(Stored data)
-------

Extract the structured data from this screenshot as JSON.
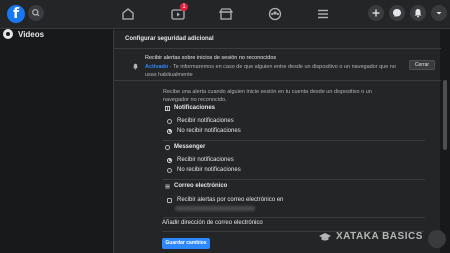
{
  "topbar": {
    "logo": "f",
    "notification_badge": "1",
    "icons": [
      "search-icon",
      "home-icon",
      "watch-icon",
      "marketplace-icon",
      "groups-icon",
      "menu-icon",
      "plus-icon",
      "messenger-icon",
      "bell-icon",
      "chevron-down-icon"
    ]
  },
  "sidebar": {
    "videos_label": "Videos"
  },
  "panel": {
    "title": "Configurar seguridad adicional",
    "alert_title": "Recibir alertas sobre inicios de sesión no reconocidos",
    "alert_status": "Activado",
    "alert_desc": " · Te informaremos en caso de que alguien entre desde un dispositivo o un navegador que no usas habitualmente",
    "close_label": "Cerrar",
    "info_text": "Recibe una alerta cuando alguien inicie sesión en tu cuenta desde un dispositivo o un navegador no reconocido.",
    "notifications": {
      "heading": "Notificaciones",
      "options": [
        "Recibir notificaciones",
        "No recibir notificaciones"
      ],
      "selected": 1
    },
    "messenger": {
      "heading": "Messenger",
      "options": [
        "Recibir notificaciones",
        "No recibir notificaciones"
      ],
      "selected": 0
    },
    "email": {
      "heading": "Correo electrónico",
      "checkbox_label": "Recibir alertas por correo electrónico en",
      "add_email": "Añadir dirección de correo electrónico"
    },
    "save_label": "Guardar cambios"
  },
  "watermark": "XATAKA BASICS",
  "colors": {
    "accent": "#2d88ff",
    "badge": "#e41e3f",
    "surface": "#242526",
    "background": "#18191a"
  }
}
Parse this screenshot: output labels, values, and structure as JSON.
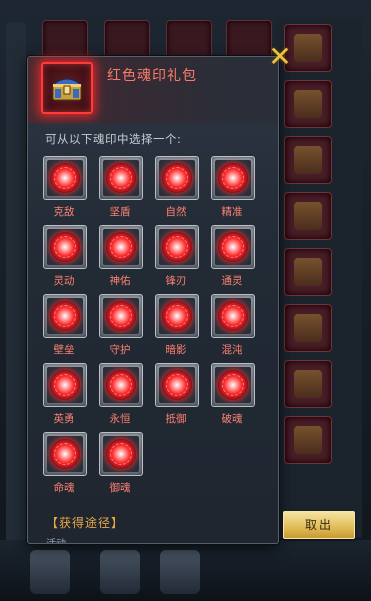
{
  "dialog": {
    "title": "红色魂印礼包",
    "subtitle": "可从以下魂印中选择一个:",
    "source_label": "【获得途径】",
    "source_text_partial": "活动",
    "cancel_label": "取出"
  },
  "soul_seals": [
    {
      "name": "克敌"
    },
    {
      "name": "坚盾"
    },
    {
      "name": "自然"
    },
    {
      "name": "精准"
    },
    {
      "name": "灵动"
    },
    {
      "name": "神佑"
    },
    {
      "name": "锋刃"
    },
    {
      "name": "通灵"
    },
    {
      "name": "壁垒"
    },
    {
      "name": "守护"
    },
    {
      "name": "暗影"
    },
    {
      "name": "混沌"
    },
    {
      "name": "英勇"
    },
    {
      "name": "永恒"
    },
    {
      "name": "抵御"
    },
    {
      "name": "破魂"
    },
    {
      "name": "命魂"
    },
    {
      "name": "御魂"
    }
  ],
  "colors": {
    "title": "#ff7a6a",
    "seal_label": "#ff8070",
    "source_label": "#e8a848",
    "close_icon": "#f0c040",
    "button": "#e0bc58"
  },
  "icons": {
    "close": "close-icon",
    "header": "treasure-chest-icon",
    "seal": "red-soul-seal-orb-icon"
  }
}
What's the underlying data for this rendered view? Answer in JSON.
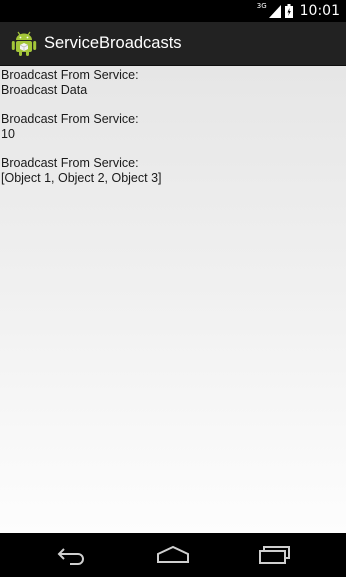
{
  "status_bar": {
    "network_type": "3G",
    "time": "10:01",
    "icons": [
      "signal-icon",
      "battery-icon"
    ]
  },
  "action_bar": {
    "app_icon": "android-icon",
    "title": "ServiceBroadcasts"
  },
  "messages": [
    {
      "label": "Broadcast From Service:",
      "value": "Broadcast Data"
    },
    {
      "label": "Broadcast From Service:",
      "value": "10"
    },
    {
      "label": "Broadcast From Service:",
      "value": "[Object 1, Object 2, Object 3]"
    }
  ],
  "nav_bar": {
    "icons": [
      "back-icon",
      "home-icon",
      "recent-apps-icon"
    ]
  }
}
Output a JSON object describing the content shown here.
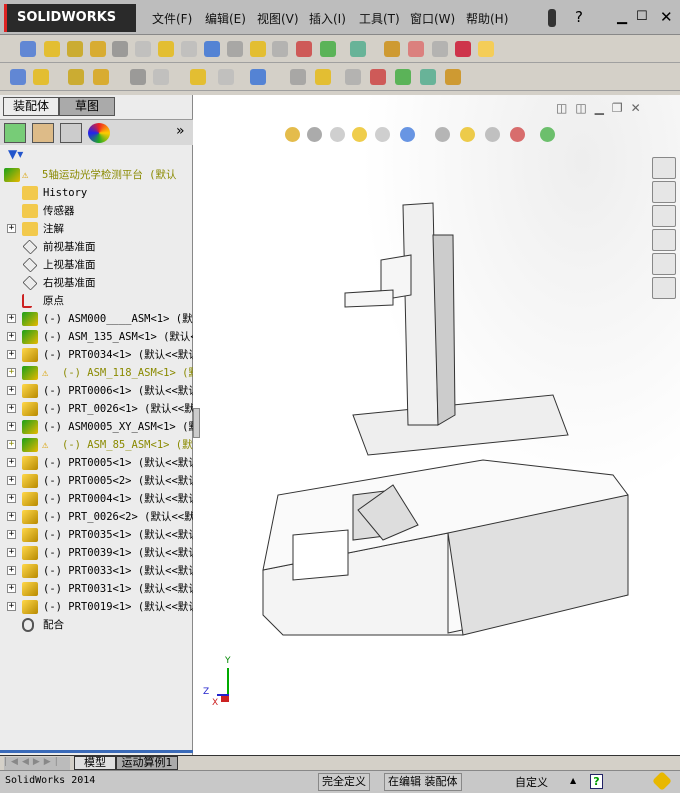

-------

◆ Exercise: Copy every entry exactly as written. Pictures are excluded.

◆ Task answer:
Extract the structured data from this screenshot as JSON.
{
  "topbar": {
    "logo": "f",
    "notification_badge": "1",
    "icons": [
      "search-icon",
      "home-icon",
      "watch-icon",
      "marketplace-icon",
      "groups-icon",
      "menu-icon",
      "plus-icon",
      "messenger-icon",
      "bell-icon",
      "chevron-down-icon"
    ]
  },
  "sidebar": {
    "videos_label": "Videos"
  },
  "panel": {
    "title": "Configurar seguridad adicional",
    "alert_title": "Recibir alertas sobre inicios de sesión no reconocidos",
    "alert_status": "Activado",
    "alert_desc": " · Te informaremos en caso de que alguien entre desde un dispositivo o un navegador que no usas habitualmente",
    "close_label": "Cerrar",
    "info_text": "Recibe una alerta cuando alguien inicie sesión en tu cuenta desde un dispositivo o un navegador no reconocido.",
    "notifications": {
      "heading": "Notificaciones",
      "options": [
        "Recibir notificaciones",
        "No recibir notificaciones"
      ],
      "selected": 1
    },
    "messenger": {
      "heading": "Messenger",
      "options": [
        "Recibir notificaciones",
        "No recibir notificaciones"
      ],
      "selected": 0
    },
    "email": {
      "heading": "Correo electrónico",
      "checkbox_label": "Recibir alertas por correo electrónico en",
      "add_email": "Añadir dirección de correo electrónico"
    },
    "save_label": "Guardar cambios"
  },
  "watermark": "XATAKA BASICS",
  "colors": {
    "accent": "#2d88ff",
    "badge": "#e41e3f",
    "surface": "#242526",
    "background": "#18191a"
  }
}
Parse this screenshot: output labels, values, and structure as JSON.
{
  "dialog": {
    "title": "红色魂印礼包",
    "subtitle": "可从以下魂印中选择一个:",
    "source_label": "【获得途径】",
    "source_text_partial": "活动",
    "cancel_label": "取出"
  },
  "soul_seals": [
    {
      "name": "克敌"
    },
    {
      "name": "坚盾"
    },
    {
      "name": "自然"
    },
    {
      "name": "精准"
    },
    {
      "name": "灵动"
    },
    {
      "name": "神佑"
    },
    {
      "name": "锋刃"
    },
    {
      "name": "通灵"
    },
    {
      "name": "壁垒"
    },
    {
      "name": "守护"
    },
    {
      "name": "暗影"
    },
    {
      "name": "混沌"
    },
    {
      "name": "英勇"
    },
    {
      "name": "永恒"
    },
    {
      "name": "抵御"
    },
    {
      "name": "破魂"
    },
    {
      "name": "命魂"
    },
    {
      "name": "御魂"
    }
  ],
  "colors": {
    "title": "#ff7a6a",
    "seal_label": "#ff8070",
    "source_label": "#e8a848",
    "close_icon": "#f0c040",
    "button": "#e0bc58"
  },
  "icons": {
    "close": "close-icon",
    "header": "treasure-chest-icon",
    "seal": "red-soul-seal-orb-icon"
  }
}
What's the underlying data for this rendered view? Answer in JSON.
{
  "status_bar": {
    "network_type": "3G",
    "time": "10:01",
    "icons": [
      "signal-icon",
      "battery-icon"
    ]
  },
  "action_bar": {
    "app_icon": "android-icon",
    "title": "ServiceBroadcasts"
  },
  "messages": [
    {
      "label": "Broadcast From Service:",
      "value": "Broadcast Data"
    },
    {
      "label": "Broadcast From Service:",
      "value": "10"
    },
    {
      "label": "Broadcast From Service:",
      "value": "[Object 1, Object 2, Object 3]"
    }
  ],
  "nav_bar": {
    "icons": [
      "back-icon",
      "home-icon",
      "recent-apps-icon"
    ]
  }
}
Output a JSON object describing the content shown here.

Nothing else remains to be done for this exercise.